[Collection entries]
------------------------------------------------

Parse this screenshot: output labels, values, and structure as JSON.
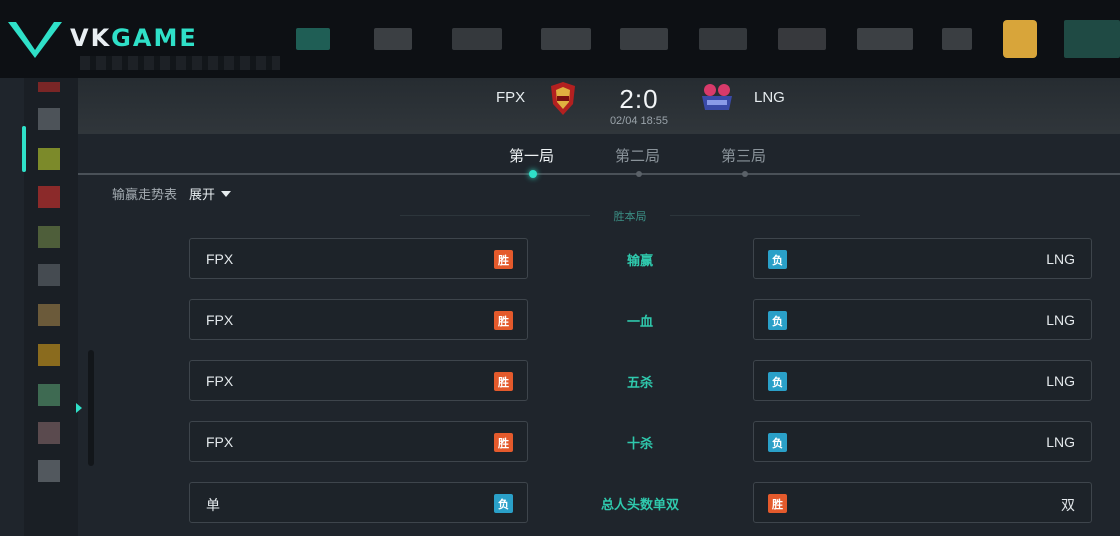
{
  "brand": {
    "logo_text_a": "VK",
    "logo_text_b": "GAME",
    "accent": "#2fe0c8"
  },
  "match": {
    "team_left": "FPX",
    "team_right": "LNG",
    "score": "2:0",
    "date": "02/04 18:55"
  },
  "tabs": [
    {
      "label": "第一局",
      "active": true
    },
    {
      "label": "第二局",
      "active": false
    },
    {
      "label": "第三局",
      "active": false
    }
  ],
  "trend": {
    "label": "输赢走势表",
    "expand_label": "展开"
  },
  "section": {
    "title": "胜本局"
  },
  "bets": [
    {
      "title": "输赢",
      "left": {
        "name": "FPX",
        "badge": "胜",
        "badge_color": "orange"
      },
      "right": {
        "name": "LNG",
        "badge": "负",
        "badge_color": "blue"
      }
    },
    {
      "title": "一血",
      "left": {
        "name": "FPX",
        "badge": "胜",
        "badge_color": "orange"
      },
      "right": {
        "name": "LNG",
        "badge": "负",
        "badge_color": "blue"
      }
    },
    {
      "title": "五杀",
      "left": {
        "name": "FPX",
        "badge": "胜",
        "badge_color": "orange"
      },
      "right": {
        "name": "LNG",
        "badge": "负",
        "badge_color": "blue"
      }
    },
    {
      "title": "十杀",
      "left": {
        "name": "FPX",
        "badge": "胜",
        "badge_color": "orange"
      },
      "right": {
        "name": "LNG",
        "badge": "负",
        "badge_color": "blue"
      }
    },
    {
      "title": "总人头数单双",
      "left": {
        "name": "单",
        "badge": "负",
        "badge_color": "blue"
      },
      "right": {
        "name": "双",
        "badge": "胜",
        "badge_color": "orange"
      }
    }
  ]
}
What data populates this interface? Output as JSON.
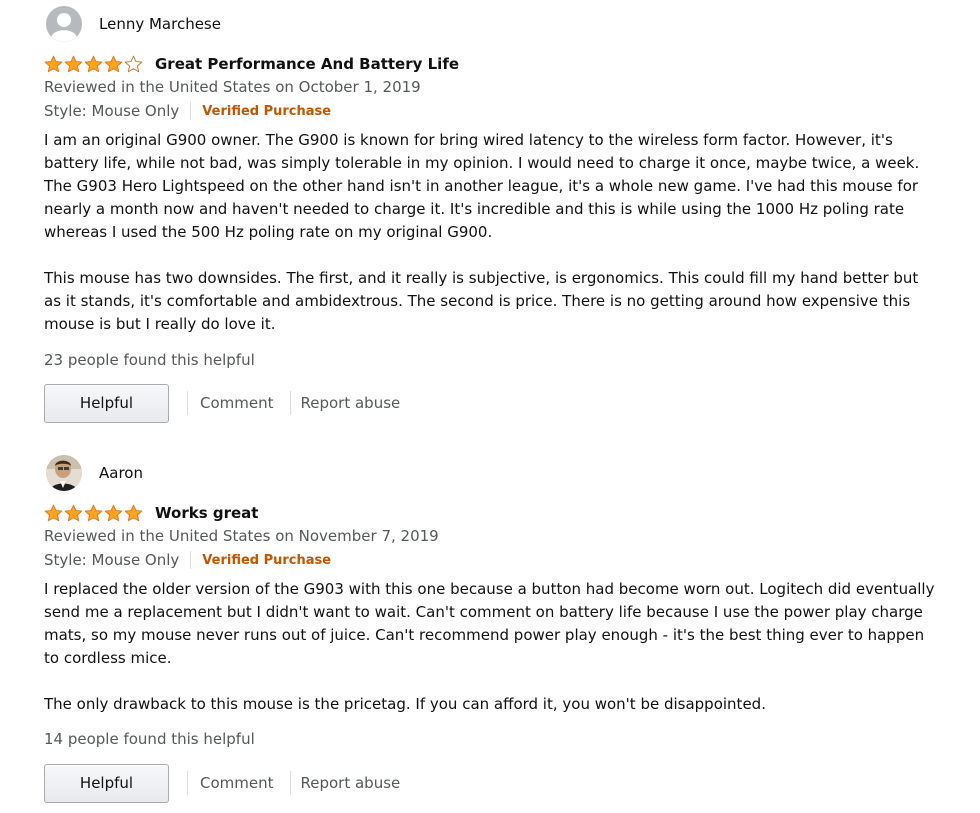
{
  "reviews": [
    {
      "profile_name": "Lenny Marchese",
      "avatar": "default-avatar",
      "rating": 4,
      "max_rating": 5,
      "title": "Great Performance And Battery Life",
      "date": "Reviewed in the United States on October 1, 2019",
      "style": "Style: Mouse Only",
      "verified": "Verified Purchase",
      "body": [
        "I am an original G900 owner. The G900 is known for bring wired latency to the wireless form factor. However, it's battery life, while not bad, was simply tolerable in my opinion. I would need to charge it once, maybe twice, a week. The G903 Hero Lightspeed on the other hand isn't in another league, it's a whole new game. I've had this mouse for nearly a month now and haven't needed to charge it. It's incredible and this is while using the 1000 Hz poling rate whereas I used the 500 Hz poling rate on my original G900.",
        "This mouse has two downsides. The first, and it really is subjective, is ergonomics. This could fill my hand better but as it stands, it's comfortable and ambidextrous. The second is price. There is no getting around how expensive this mouse is but I really do love it."
      ],
      "helpful_text": "23 people found this helpful",
      "helpful_button": "Helpful",
      "comment_link": "Comment",
      "report_link": "Report abuse"
    },
    {
      "profile_name": "Aaron",
      "avatar": "profile-photo",
      "rating": 5,
      "max_rating": 5,
      "title": "Works great",
      "date": "Reviewed in the United States on November 7, 2019",
      "style": "Style: Mouse Only",
      "verified": "Verified Purchase",
      "body": [
        "I replaced the older version of the G903 with this one because a button had become worn out. Logitech did eventually send me a replacement but I didn't want to wait. Can't comment on battery life because I use the power play charge mats, so my mouse never runs out of juice. Can't recommend power play enough - it's the best thing ever to happen to cordless mice.",
        "The only drawback to this mouse is the pricetag. If you can afford it, you won't be disappointed."
      ],
      "helpful_text": "14 people found this helpful",
      "helpful_button": "Helpful",
      "comment_link": "Comment",
      "report_link": "Report abuse"
    }
  ],
  "colors": {
    "star_fill": "#ffa41c",
    "star_stroke": "#de7921",
    "star_empty": "#ffffff",
    "verified": "#c45500",
    "muted_text": "#565959"
  }
}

------------------------------------------------

» **Task details**
Without the pictures, print the records in full, exactly as they appear.

» **Solution for this task**
Parse this screenshot: output labels, values, and structure as JSON.
{
  "brand": {
    "logo_text_a": "VK",
    "logo_text_b": "GAME",
    "accent": "#2fe0c8"
  },
  "match": {
    "team_left": "FPX",
    "team_right": "LNG",
    "score": "2:0",
    "date": "02/04 18:55"
  },
  "tabs": [
    {
      "label": "第一局",
      "active": true
    },
    {
      "label": "第二局",
      "active": false
    },
    {
      "label": "第三局",
      "active": false
    }
  ],
  "trend": {
    "label": "输赢走势表",
    "expand_label": "展开"
  },
  "section": {
    "title": "胜本局"
  },
  "bets": [
    {
      "title": "输赢",
      "left": {
        "name": "FPX",
        "badge": "胜",
        "badge_color": "orange"
      },
      "right": {
        "name": "LNG",
        "badge": "负",
        "badge_color": "blue"
      }
    },
    {
      "title": "一血",
      "left": {
        "name": "FPX",
        "badge": "胜",
        "badge_color": "orange"
      },
      "right": {
        "name": "LNG",
        "badge": "负",
        "badge_color": "blue"
      }
    },
    {
      "title": "五杀",
      "left": {
        "name": "FPX",
        "badge": "胜",
        "badge_color": "orange"
      },
      "right": {
        "name": "LNG",
        "badge": "负",
        "badge_color": "blue"
      }
    },
    {
      "title": "十杀",
      "left": {
        "name": "FPX",
        "badge": "胜",
        "badge_color": "orange"
      },
      "right": {
        "name": "LNG",
        "badge": "负",
        "badge_color": "blue"
      }
    },
    {
      "title": "总人头数单双",
      "left": {
        "name": "单",
        "badge": "负",
        "badge_color": "blue"
      },
      "right": {
        "name": "双",
        "badge": "胜",
        "badge_color": "orange"
      }
    }
  ]
}
What data populates this interface? Output as JSON.
{
  "reviews": [
    {
      "profile_name": "Lenny Marchese",
      "avatar": "default-avatar",
      "rating": 4,
      "max_rating": 5,
      "title": "Great Performance And Battery Life",
      "date": "Reviewed in the United States on October 1, 2019",
      "style": "Style: Mouse Only",
      "verified": "Verified Purchase",
      "body": [
        "I am an original G900 owner. The G900 is known for bring wired latency to the wireless form factor. However, it's battery life, while not bad, was simply tolerable in my opinion. I would need to charge it once, maybe twice, a week. The G903 Hero Lightspeed on the other hand isn't in another league, it's a whole new game. I've had this mouse for nearly a month now and haven't needed to charge it. It's incredible and this is while using the 1000 Hz poling rate whereas I used the 500 Hz poling rate on my original G900.",
        "This mouse has two downsides. The first, and it really is subjective, is ergonomics. This could fill my hand better but as it stands, it's comfortable and ambidextrous. The second is price. There is no getting around how expensive this mouse is but I really do love it."
      ],
      "helpful_text": "23 people found this helpful",
      "helpful_button": "Helpful",
      "comment_link": "Comment",
      "report_link": "Report abuse"
    },
    {
      "profile_name": "Aaron",
      "avatar": "profile-photo",
      "rating": 5,
      "max_rating": 5,
      "title": "Works great",
      "date": "Reviewed in the United States on November 7, 2019",
      "style": "Style: Mouse Only",
      "verified": "Verified Purchase",
      "body": [
        "I replaced the older version of the G903 with this one because a button had become worn out. Logitech did eventually send me a replacement but I didn't want to wait. Can't comment on battery life because I use the power play charge mats, so my mouse never runs out of juice. Can't recommend power play enough - it's the best thing ever to happen to cordless mice.",
        "The only drawback to this mouse is the pricetag. If you can afford it, you won't be disappointed."
      ],
      "helpful_text": "14 people found this helpful",
      "helpful_button": "Helpful",
      "comment_link": "Comment",
      "report_link": "Report abuse"
    }
  ],
  "colors": {
    "star_fill": "#ffa41c",
    "star_stroke": "#de7921",
    "star_empty": "#ffffff",
    "verified": "#c45500",
    "muted_text": "#565959"
  }
}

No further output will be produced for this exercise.